═══ Entries shown ═══

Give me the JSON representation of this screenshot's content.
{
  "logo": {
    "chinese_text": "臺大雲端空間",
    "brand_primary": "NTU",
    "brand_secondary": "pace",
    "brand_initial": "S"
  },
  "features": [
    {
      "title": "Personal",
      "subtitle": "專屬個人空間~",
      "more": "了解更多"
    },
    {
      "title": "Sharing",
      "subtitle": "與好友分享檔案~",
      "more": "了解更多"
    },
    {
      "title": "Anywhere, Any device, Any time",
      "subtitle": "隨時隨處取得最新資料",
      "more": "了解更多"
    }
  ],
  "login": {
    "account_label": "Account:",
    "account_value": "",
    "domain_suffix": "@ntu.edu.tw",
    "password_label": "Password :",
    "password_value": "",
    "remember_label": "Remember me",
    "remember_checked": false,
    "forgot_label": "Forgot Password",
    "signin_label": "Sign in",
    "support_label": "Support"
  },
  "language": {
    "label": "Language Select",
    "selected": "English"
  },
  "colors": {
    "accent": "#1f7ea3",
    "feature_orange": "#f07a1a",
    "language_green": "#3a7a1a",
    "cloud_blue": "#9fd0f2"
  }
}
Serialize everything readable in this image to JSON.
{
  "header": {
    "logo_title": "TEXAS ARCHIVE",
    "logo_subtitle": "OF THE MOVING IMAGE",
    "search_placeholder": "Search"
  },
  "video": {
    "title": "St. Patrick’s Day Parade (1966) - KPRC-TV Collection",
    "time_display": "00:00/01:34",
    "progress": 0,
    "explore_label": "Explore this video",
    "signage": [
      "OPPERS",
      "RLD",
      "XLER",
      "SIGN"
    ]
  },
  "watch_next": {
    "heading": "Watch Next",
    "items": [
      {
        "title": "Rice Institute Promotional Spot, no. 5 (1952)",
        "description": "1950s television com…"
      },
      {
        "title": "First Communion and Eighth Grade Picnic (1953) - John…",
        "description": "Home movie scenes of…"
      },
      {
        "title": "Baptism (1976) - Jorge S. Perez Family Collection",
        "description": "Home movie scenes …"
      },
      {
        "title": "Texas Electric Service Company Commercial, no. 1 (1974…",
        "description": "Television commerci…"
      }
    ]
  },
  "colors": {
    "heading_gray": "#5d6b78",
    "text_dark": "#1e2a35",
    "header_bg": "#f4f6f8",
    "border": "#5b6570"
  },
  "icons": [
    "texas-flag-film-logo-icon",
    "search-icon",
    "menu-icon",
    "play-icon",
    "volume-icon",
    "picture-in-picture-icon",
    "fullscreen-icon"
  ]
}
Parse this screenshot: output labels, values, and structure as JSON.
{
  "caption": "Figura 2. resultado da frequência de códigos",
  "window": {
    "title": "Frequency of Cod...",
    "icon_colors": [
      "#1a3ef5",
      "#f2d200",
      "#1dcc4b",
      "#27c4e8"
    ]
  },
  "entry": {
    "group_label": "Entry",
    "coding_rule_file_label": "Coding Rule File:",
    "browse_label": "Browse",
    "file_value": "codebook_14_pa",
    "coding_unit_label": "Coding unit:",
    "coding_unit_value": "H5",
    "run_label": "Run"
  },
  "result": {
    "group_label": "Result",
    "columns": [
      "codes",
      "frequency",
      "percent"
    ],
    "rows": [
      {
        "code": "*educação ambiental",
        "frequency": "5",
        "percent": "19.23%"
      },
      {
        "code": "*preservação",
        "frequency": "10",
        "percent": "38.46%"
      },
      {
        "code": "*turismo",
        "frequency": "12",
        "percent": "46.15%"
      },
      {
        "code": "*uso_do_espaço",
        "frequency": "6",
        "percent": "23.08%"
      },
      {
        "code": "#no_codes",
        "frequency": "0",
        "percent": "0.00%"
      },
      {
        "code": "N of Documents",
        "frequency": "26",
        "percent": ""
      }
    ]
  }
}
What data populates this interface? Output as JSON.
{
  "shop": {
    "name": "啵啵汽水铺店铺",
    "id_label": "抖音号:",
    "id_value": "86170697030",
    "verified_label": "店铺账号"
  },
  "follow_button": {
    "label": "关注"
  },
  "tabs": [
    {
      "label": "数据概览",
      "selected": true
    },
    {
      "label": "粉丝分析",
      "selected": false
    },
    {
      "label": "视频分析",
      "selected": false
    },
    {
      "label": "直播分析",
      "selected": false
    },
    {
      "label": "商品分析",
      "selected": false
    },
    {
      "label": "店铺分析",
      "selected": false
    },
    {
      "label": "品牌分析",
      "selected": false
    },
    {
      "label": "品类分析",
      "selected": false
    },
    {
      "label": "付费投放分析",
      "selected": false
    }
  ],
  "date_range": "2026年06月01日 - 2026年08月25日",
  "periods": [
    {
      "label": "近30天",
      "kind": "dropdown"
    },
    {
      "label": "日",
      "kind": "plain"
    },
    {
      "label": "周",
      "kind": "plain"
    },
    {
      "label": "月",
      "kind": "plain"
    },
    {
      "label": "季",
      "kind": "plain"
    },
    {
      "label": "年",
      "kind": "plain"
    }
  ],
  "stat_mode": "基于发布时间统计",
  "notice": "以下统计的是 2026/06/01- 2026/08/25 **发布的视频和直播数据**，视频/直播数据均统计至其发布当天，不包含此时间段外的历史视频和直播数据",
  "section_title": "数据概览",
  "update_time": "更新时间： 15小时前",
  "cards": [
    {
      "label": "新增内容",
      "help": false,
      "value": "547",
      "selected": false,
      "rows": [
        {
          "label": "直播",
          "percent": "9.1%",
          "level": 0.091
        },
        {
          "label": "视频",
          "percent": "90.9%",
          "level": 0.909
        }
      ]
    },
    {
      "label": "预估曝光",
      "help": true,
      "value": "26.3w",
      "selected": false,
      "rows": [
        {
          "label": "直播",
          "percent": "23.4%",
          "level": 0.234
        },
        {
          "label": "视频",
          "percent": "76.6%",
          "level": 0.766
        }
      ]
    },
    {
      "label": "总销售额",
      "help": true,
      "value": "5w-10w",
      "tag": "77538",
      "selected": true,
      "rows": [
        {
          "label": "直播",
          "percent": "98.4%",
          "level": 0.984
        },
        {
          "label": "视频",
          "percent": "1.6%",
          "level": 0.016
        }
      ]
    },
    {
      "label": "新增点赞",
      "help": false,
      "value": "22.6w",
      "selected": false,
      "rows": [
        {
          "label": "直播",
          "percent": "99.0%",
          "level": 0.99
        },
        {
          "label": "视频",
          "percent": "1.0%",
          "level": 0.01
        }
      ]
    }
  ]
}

═══

**What is needed**
Write out every entry exactly as given.

**Completed exercise**
Give me the JSON representation of this screenshot's content.
{
  "logo": {
    "chinese_text": "臺大雲端空間",
    "brand_primary": "NTU",
    "brand_secondary": "pace",
    "brand_initial": "S"
  },
  "features": [
    {
      "title": "Personal",
      "subtitle": "專屬個人空間~",
      "more": "了解更多"
    },
    {
      "title": "Sharing",
      "subtitle": "與好友分享檔案~",
      "more": "了解更多"
    },
    {
      "title": "Anywhere, Any device, Any time",
      "subtitle": "隨時隨處取得最新資料",
      "more": "了解更多"
    }
  ],
  "login": {
    "account_label": "Account:",
    "account_value": "",
    "domain_suffix": "@ntu.edu.tw",
    "password_label": "Password :",
    "password_value": "",
    "remember_label": "Remember me",
    "remember_checked": false,
    "forgot_label": "Forgot Password",
    "signin_label": "Sign in",
    "support_label": "Support"
  },
  "language": {
    "label": "Language Select",
    "selected": "English"
  },
  "colors": {
    "accent": "#1f7ea3",
    "feature_orange": "#f07a1a",
    "language_green": "#3a7a1a",
    "cloud_blue": "#9fd0f2"
  }
}
Serialize everything readable in this image to JSON.
{
  "header": {
    "logo_title": "TEXAS ARCHIVE",
    "logo_subtitle": "OF THE MOVING IMAGE",
    "search_placeholder": "Search"
  },
  "video": {
    "title": "St. Patrick’s Day Parade (1966) - KPRC-TV Collection",
    "time_display": "00:00/01:34",
    "progress": 0,
    "explore_label": "Explore this video",
    "signage": [
      "OPPERS",
      "RLD",
      "XLER",
      "SIGN"
    ]
  },
  "watch_next": {
    "heading": "Watch Next",
    "items": [
      {
        "title": "Rice Institute Promotional Spot, no. 5 (1952)",
        "description": "1950s television com…"
      },
      {
        "title": "First Communion and Eighth Grade Picnic (1953) - John…",
        "description": "Home movie scenes of…"
      },
      {
        "title": "Baptism (1976) - Jorge S. Perez Family Collection",
        "description": "Home movie scenes …"
      },
      {
        "title": "Texas Electric Service Company Commercial, no. 1 (1974…",
        "description": "Television commerci…"
      }
    ]
  },
  "colors": {
    "heading_gray": "#5d6b78",
    "text_dark": "#1e2a35",
    "header_bg": "#f4f6f8",
    "border": "#5b6570"
  },
  "icons": [
    "texas-flag-film-logo-icon",
    "search-icon",
    "menu-icon",
    "play-icon",
    "volume-icon",
    "picture-in-picture-icon",
    "fullscreen-icon"
  ]
}
Parse this screenshot: output labels, values, and structure as JSON.
{
  "caption": "Figura 2. resultado da frequência de códigos",
  "window": {
    "title": "Frequency of Cod...",
    "icon_colors": [
      "#1a3ef5",
      "#f2d200",
      "#1dcc4b",
      "#27c4e8"
    ]
  },
  "entry": {
    "group_label": "Entry",
    "coding_rule_file_label": "Coding Rule File:",
    "browse_label": "Browse",
    "file_value": "codebook_14_pa",
    "coding_unit_label": "Coding unit:",
    "coding_unit_value": "H5",
    "run_label": "Run"
  },
  "result": {
    "group_label": "Result",
    "columns": [
      "codes",
      "frequency",
      "percent"
    ],
    "rows": [
      {
        "code": "*educação ambiental",
        "frequency": "5",
        "percent": "19.23%"
      },
      {
        "code": "*preservação",
        "frequency": "10",
        "percent": "38.46%"
      },
      {
        "code": "*turismo",
        "frequency": "12",
        "percent": "46.15%"
      },
      {
        "code": "*uso_do_espaço",
        "frequency": "6",
        "percent": "23.08%"
      },
      {
        "code": "#no_codes",
        "frequency": "0",
        "percent": "0.00%"
      },
      {
        "code": "N of Documents",
        "frequency": "26",
        "percent": ""
      }
    ]
  }
}
What data populates this interface? Output as JSON.
{
  "shop": {
    "name": "啵啵汽水铺店铺",
    "id_label": "抖音号:",
    "id_value": "86170697030",
    "verified_label": "店铺账号"
  },
  "follow_button": {
    "label": "关注"
  },
  "tabs": [
    {
      "label": "数据概览",
      "selected": true
    },
    {
      "label": "粉丝分析",
      "selected": false
    },
    {
      "label": "视频分析",
      "selected": false
    },
    {
      "label": "直播分析",
      "selected": false
    },
    {
      "label": "商品分析",
      "selected": false
    },
    {
      "label": "店铺分析",
      "selected": false
    },
    {
      "label": "品牌分析",
      "selected": false
    },
    {
      "label": "品类分析",
      "selected": false
    },
    {
      "label": "付费投放分析",
      "selected": false
    }
  ],
  "date_range": "2026年06月01日 - 2026年08月25日",
  "periods": [
    {
      "label": "近30天",
      "kind": "dropdown"
    },
    {
      "label": "日",
      "kind": "plain"
    },
    {
      "label": "周",
      "kind": "plain"
    },
    {
      "label": "月",
      "kind": "plain"
    },
    {
      "label": "季",
      "kind": "plain"
    },
    {
      "label": "年",
      "kind": "plain"
    }
  ],
  "stat_mode": "基于发布时间统计",
  "notice": "以下统计的是 2026/06/01- 2026/08/25 **发布的视频和直播数据**，视频/直播数据均统计至其发布当天，不包含此时间段外的历史视频和直播数据",
  "section_title": "数据概览",
  "update_time": "更新时间： 15小时前",
  "cards": [
    {
      "label": "新增内容",
      "help": false,
      "value": "547",
      "selected": false,
      "rows": [
        {
          "label": "直播",
          "percent": "9.1%",
          "level": 0.091
        },
        {
          "label": "视频",
          "percent": "90.9%",
          "level": 0.909
        }
      ]
    },
    {
      "label": "预估曝光",
      "help": true,
      "value": "26.3w",
      "selected": false,
      "rows": [
        {
          "label": "直播",
          "percent": "23.4%",
          "level": 0.234
        },
        {
          "label": "视频",
          "percent": "76.6%",
          "level": 0.766
        }
      ]
    },
    {
      "label": "总销售额",
      "help": true,
      "value": "5w-10w",
      "tag": "77538",
      "selected": true,
      "rows": [
        {
          "label": "直播",
          "percent": "98.4%",
          "level": 0.984
        },
        {
          "label": "视频",
          "percent": "1.6%",
          "level": 0.016
        }
      ]
    },
    {
      "label": "新增点赞",
      "help": false,
      "value": "22.6w",
      "selected": false,
      "rows": [
        {
          "label": "直播",
          "percent": "99.0%",
          "level": 0.99
        },
        {
          "label": "视频",
          "percent": "1.0%",
          "level": 0.01
        }
      ]
    }
  ]
}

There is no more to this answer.